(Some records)
[Begin]

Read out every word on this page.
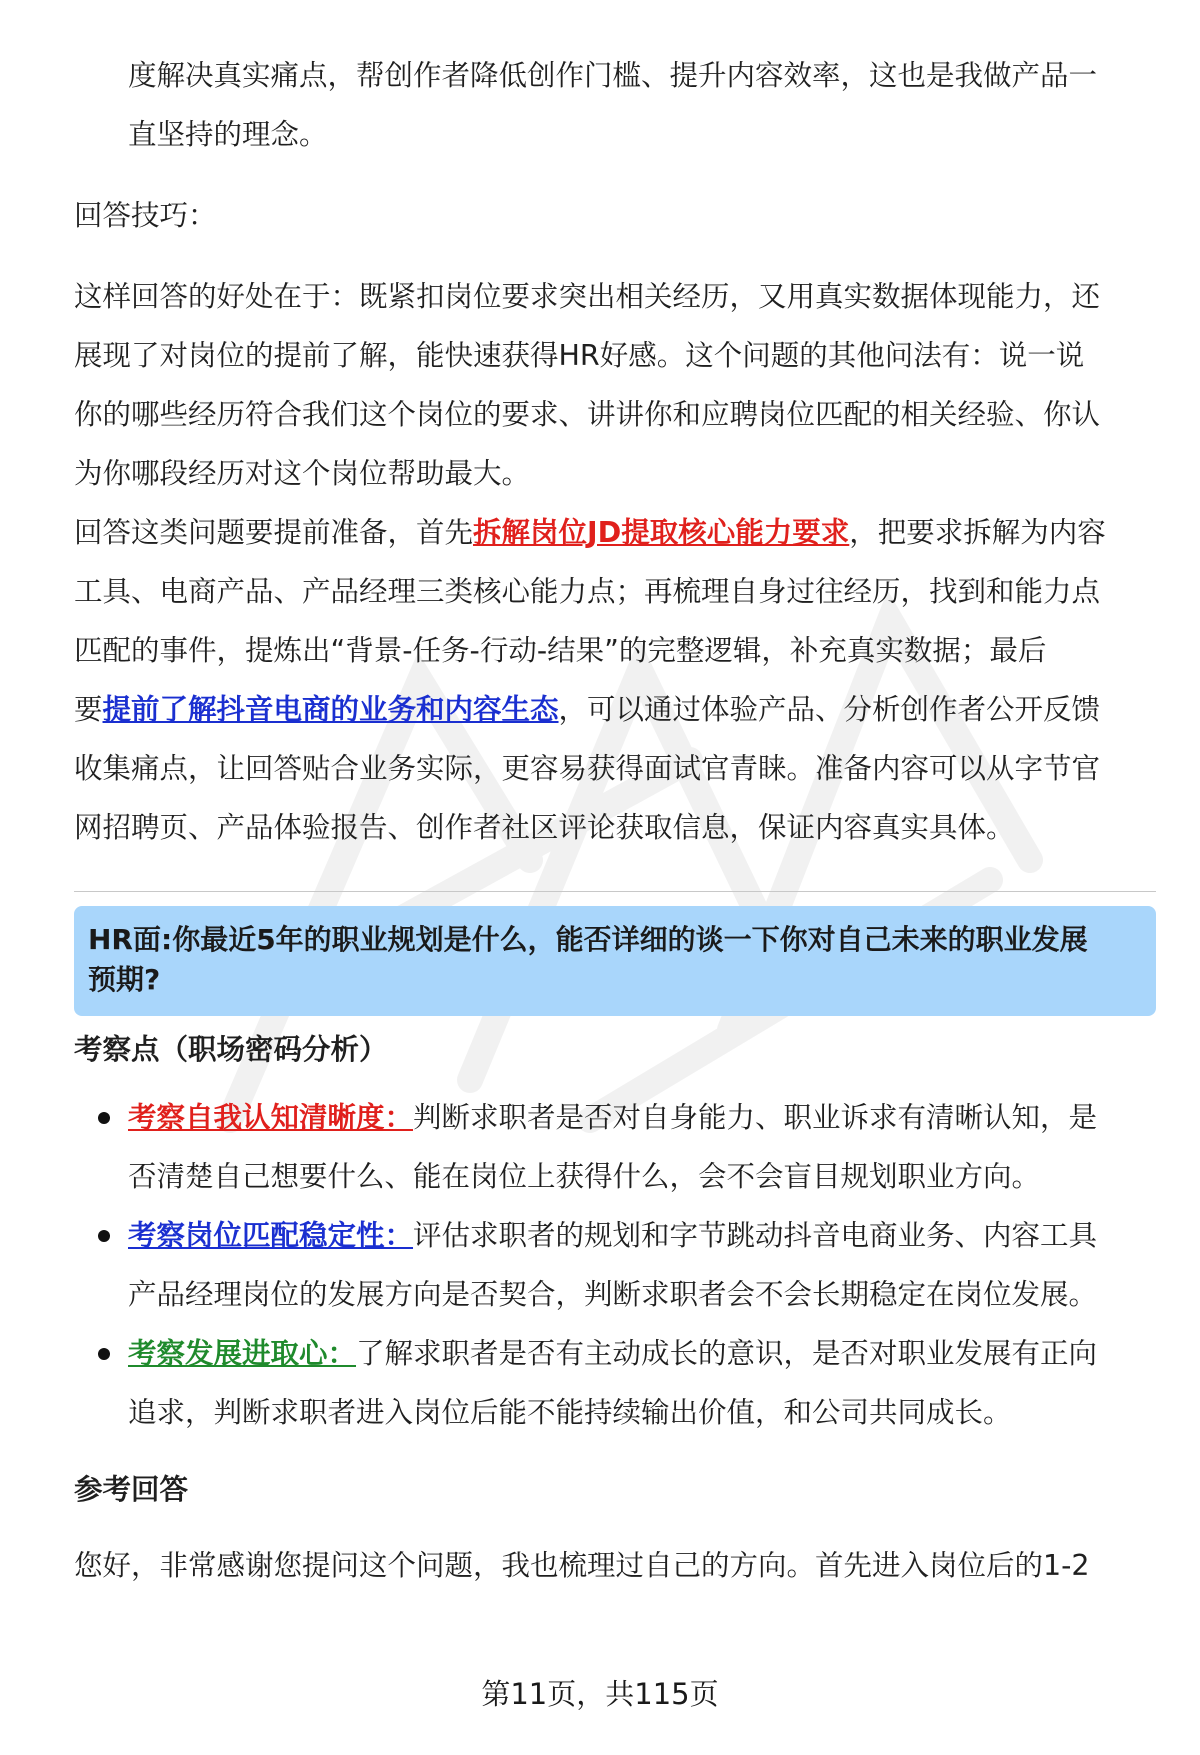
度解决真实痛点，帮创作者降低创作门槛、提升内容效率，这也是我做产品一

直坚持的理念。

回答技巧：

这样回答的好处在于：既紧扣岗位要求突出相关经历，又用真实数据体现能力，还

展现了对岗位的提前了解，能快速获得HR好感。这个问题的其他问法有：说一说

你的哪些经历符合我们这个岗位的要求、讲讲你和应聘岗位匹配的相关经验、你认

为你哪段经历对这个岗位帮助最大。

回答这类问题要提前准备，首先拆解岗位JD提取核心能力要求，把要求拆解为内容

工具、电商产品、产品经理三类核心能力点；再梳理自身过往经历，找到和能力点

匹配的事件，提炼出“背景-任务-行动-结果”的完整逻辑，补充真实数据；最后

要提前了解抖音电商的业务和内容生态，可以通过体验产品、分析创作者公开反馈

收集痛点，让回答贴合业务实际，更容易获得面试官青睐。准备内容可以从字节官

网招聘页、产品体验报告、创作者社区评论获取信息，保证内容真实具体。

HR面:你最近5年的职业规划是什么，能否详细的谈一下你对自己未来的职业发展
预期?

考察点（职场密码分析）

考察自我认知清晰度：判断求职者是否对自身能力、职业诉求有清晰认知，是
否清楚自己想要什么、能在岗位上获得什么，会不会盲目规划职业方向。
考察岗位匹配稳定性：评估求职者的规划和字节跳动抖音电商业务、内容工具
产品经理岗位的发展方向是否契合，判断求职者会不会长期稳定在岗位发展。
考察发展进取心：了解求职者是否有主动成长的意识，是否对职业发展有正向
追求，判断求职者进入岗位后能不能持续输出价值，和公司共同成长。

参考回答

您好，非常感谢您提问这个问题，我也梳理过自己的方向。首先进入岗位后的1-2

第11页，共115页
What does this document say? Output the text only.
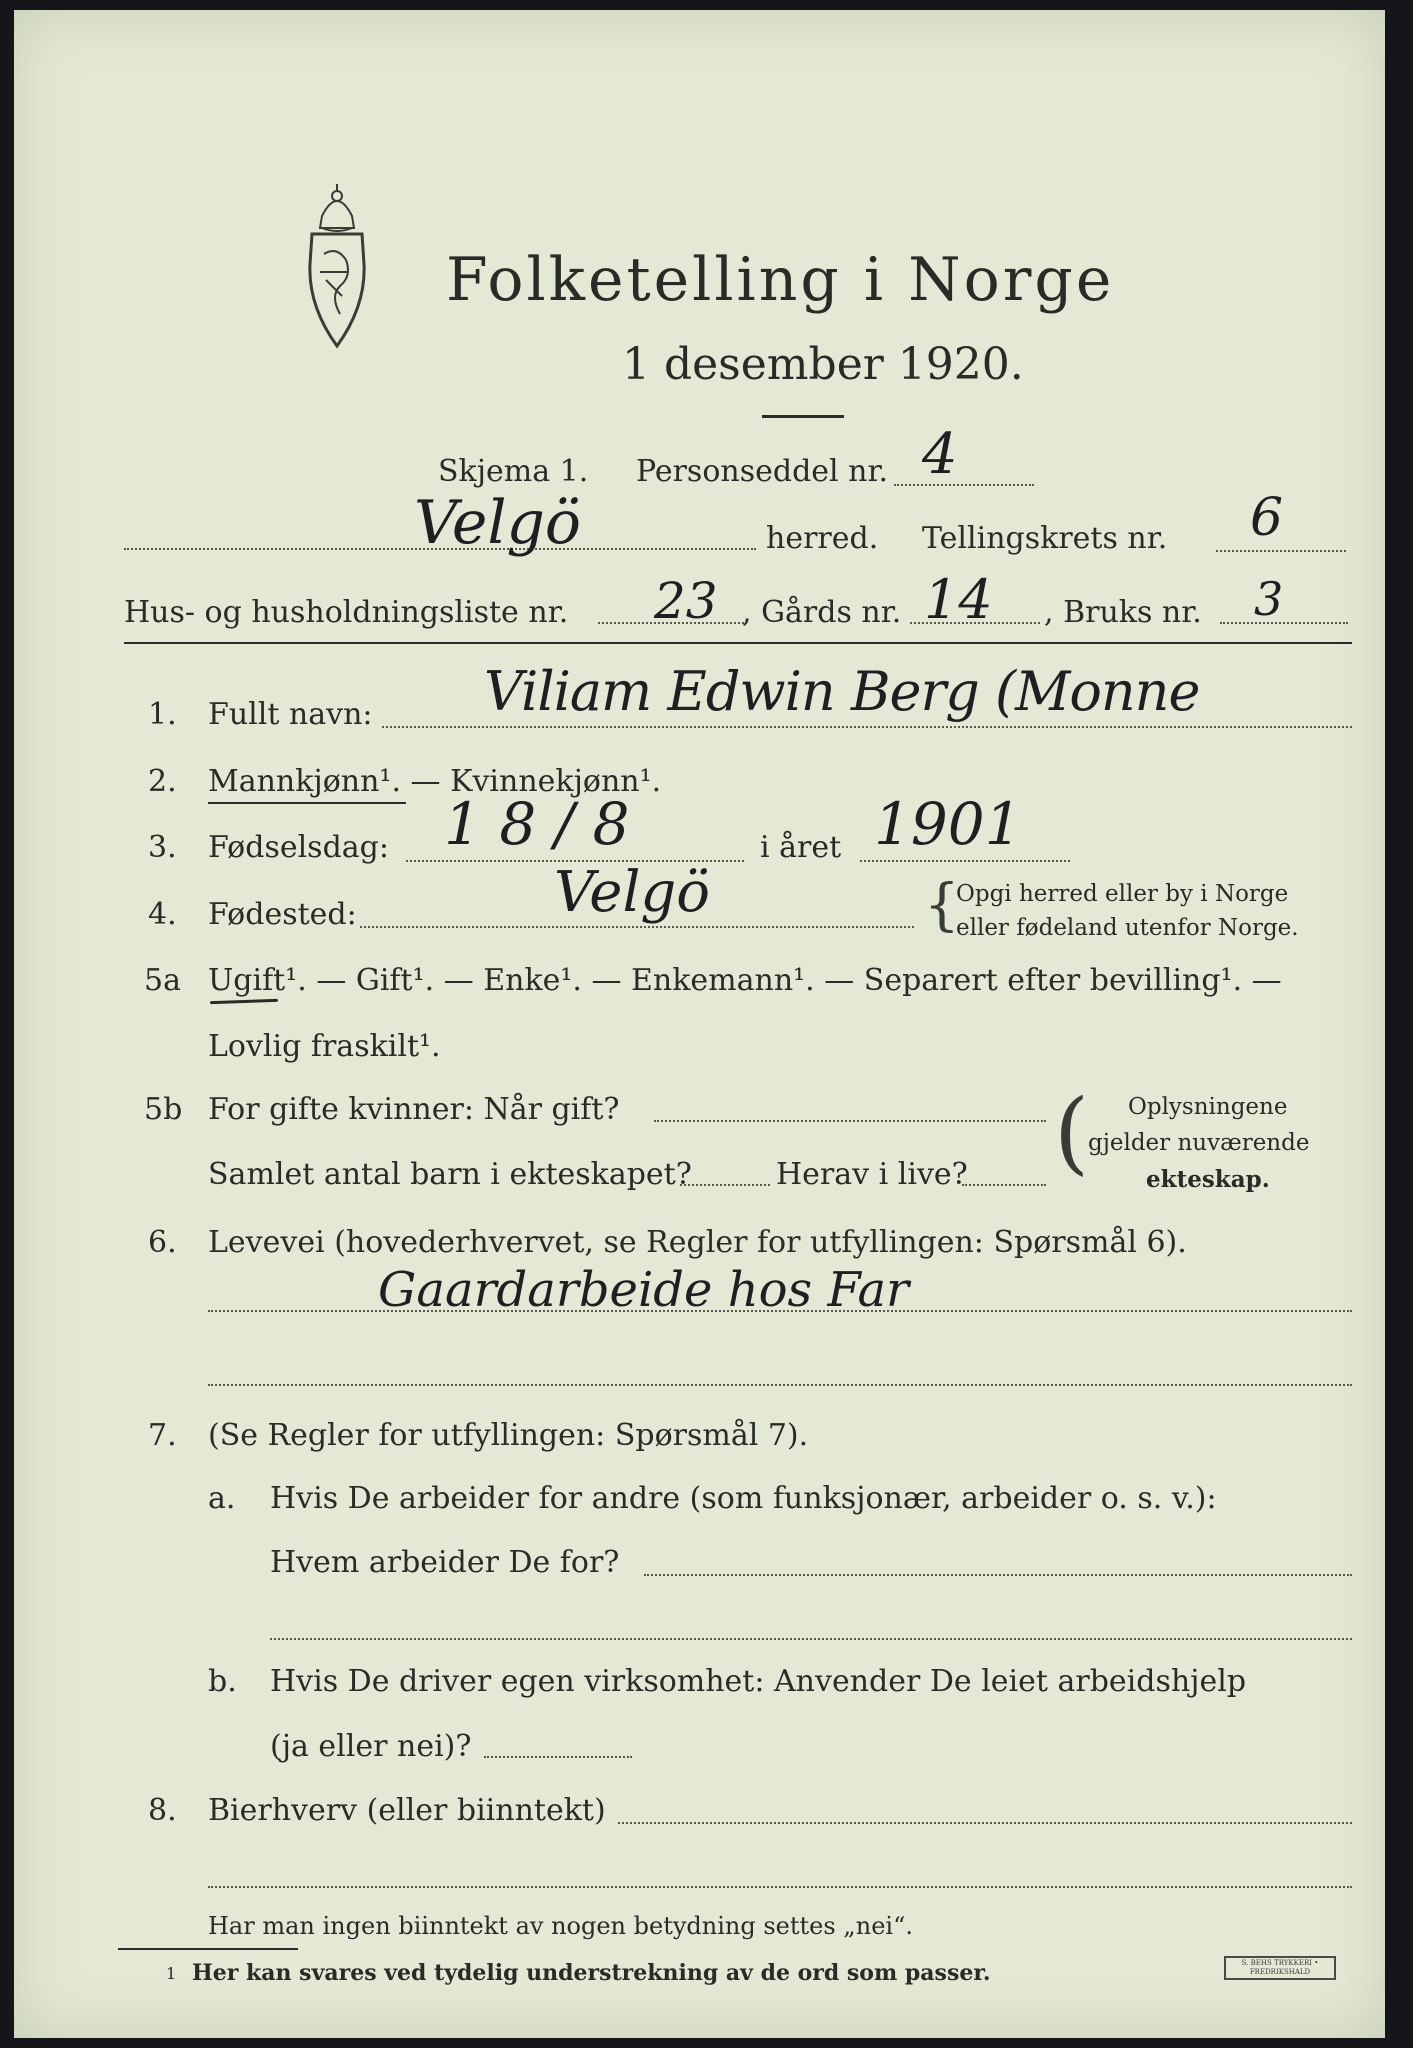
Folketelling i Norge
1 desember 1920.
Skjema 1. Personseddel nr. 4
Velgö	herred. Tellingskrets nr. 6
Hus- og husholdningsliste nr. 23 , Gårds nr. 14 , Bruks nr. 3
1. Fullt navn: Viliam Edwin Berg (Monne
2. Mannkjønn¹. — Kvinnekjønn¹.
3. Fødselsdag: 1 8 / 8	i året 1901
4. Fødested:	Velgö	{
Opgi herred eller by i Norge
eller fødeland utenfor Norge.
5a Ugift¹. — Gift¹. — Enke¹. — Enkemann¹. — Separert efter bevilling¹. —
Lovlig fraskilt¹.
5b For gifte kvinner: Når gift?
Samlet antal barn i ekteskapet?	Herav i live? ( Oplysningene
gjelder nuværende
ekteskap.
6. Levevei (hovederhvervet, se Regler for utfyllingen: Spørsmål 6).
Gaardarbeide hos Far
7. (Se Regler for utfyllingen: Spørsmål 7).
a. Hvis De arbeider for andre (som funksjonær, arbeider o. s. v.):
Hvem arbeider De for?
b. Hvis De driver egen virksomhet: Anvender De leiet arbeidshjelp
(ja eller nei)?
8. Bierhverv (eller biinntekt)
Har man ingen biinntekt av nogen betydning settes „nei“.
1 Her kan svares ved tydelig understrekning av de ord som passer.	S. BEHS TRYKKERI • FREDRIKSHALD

[End]

The request:
Write out the full set of lines verbatim, without the pictures.

The output:
Read out every word on this page.
度解决真实痛点，帮创作者降低创作门槛、提升内容效率，这也是我做产品一

直坚持的理念。

回答技巧：

这样回答的好处在于：既紧扣岗位要求突出相关经历，又用真实数据体现能力，还

展现了对岗位的提前了解，能快速获得HR好感。这个问题的其他问法有：说一说

你的哪些经历符合我们这个岗位的要求、讲讲你和应聘岗位匹配的相关经验、你认

为你哪段经历对这个岗位帮助最大。

回答这类问题要提前准备，首先拆解岗位JD提取核心能力要求，把要求拆解为内容

工具、电商产品、产品经理三类核心能力点；再梳理自身过往经历，找到和能力点

匹配的事件，提炼出“背景-任务-行动-结果”的完整逻辑，补充真实数据；最后

要提前了解抖音电商的业务和内容生态，可以通过体验产品、分析创作者公开反馈

收集痛点，让回答贴合业务实际，更容易获得面试官青睐。准备内容可以从字节官

网招聘页、产品体验报告、创作者社区评论获取信息，保证内容真实具体。

HR面:你最近5年的职业规划是什么，能否详细的谈一下你对自己未来的职业发展
预期?

考察点（职场密码分析）

考察自我认知清晰度：判断求职者是否对自身能力、职业诉求有清晰认知，是
否清楚自己想要什么、能在岗位上获得什么，会不会盲目规划职业方向。
考察岗位匹配稳定性：评估求职者的规划和字节跳动抖音电商业务、内容工具
产品经理岗位的发展方向是否契合，判断求职者会不会长期稳定在岗位发展。
考察发展进取心：了解求职者是否有主动成长的意识，是否对职业发展有正向
追求，判断求职者进入岗位后能不能持续输出价值，和公司共同成长。

参考回答

您好，非常感谢您提问这个问题，我也梳理过自己的方向。首先进入岗位后的1-2

第11页，共115页
What does this document say? Output the text only.
Folketelling i Norge
1 desember 1920.
Skjema 1. Personseddel nr. 4
Velgö	herred. Tellingskrets nr. 6
Hus- og husholdningsliste nr. 23 , Gårds nr. 14 , Bruks nr. 3
1. Fullt navn: Viliam Edwin Berg (Monne
2. Mannkjønn¹. — Kvinnekjønn¹.
3. Fødselsdag: 1 8 / 8	i året 1901
4. Fødested:	Velgö	{
Opgi herred eller by i Norge
eller fødeland utenfor Norge.
5a Ugift¹. — Gift¹. — Enke¹. — Enkemann¹. — Separert efter bevilling¹. —
Lovlig fraskilt¹.
5b For gifte kvinner: Når gift?
Samlet antal barn i ekteskapet?	Herav i live? ( Oplysningene
gjelder nuværende
ekteskap.
6. Levevei (hovederhvervet, se Regler for utfyllingen: Spørsmål 6).
Gaardarbeide hos Far
7. (Se Regler for utfyllingen: Spørsmål 7).
a. Hvis De arbeider for andre (som funksjonær, arbeider o. s. v.):
Hvem arbeider De for?
b. Hvis De driver egen virksomhet: Anvender De leiet arbeidshjelp
(ja eller nei)?
8. Bierhverv (eller biinntekt)
Har man ingen biinntekt av nogen betydning settes „nei“.
1 Her kan svares ved tydelig understrekning av de ord som passer.	S. BEHS TRYKKERI • FREDRIKSHALD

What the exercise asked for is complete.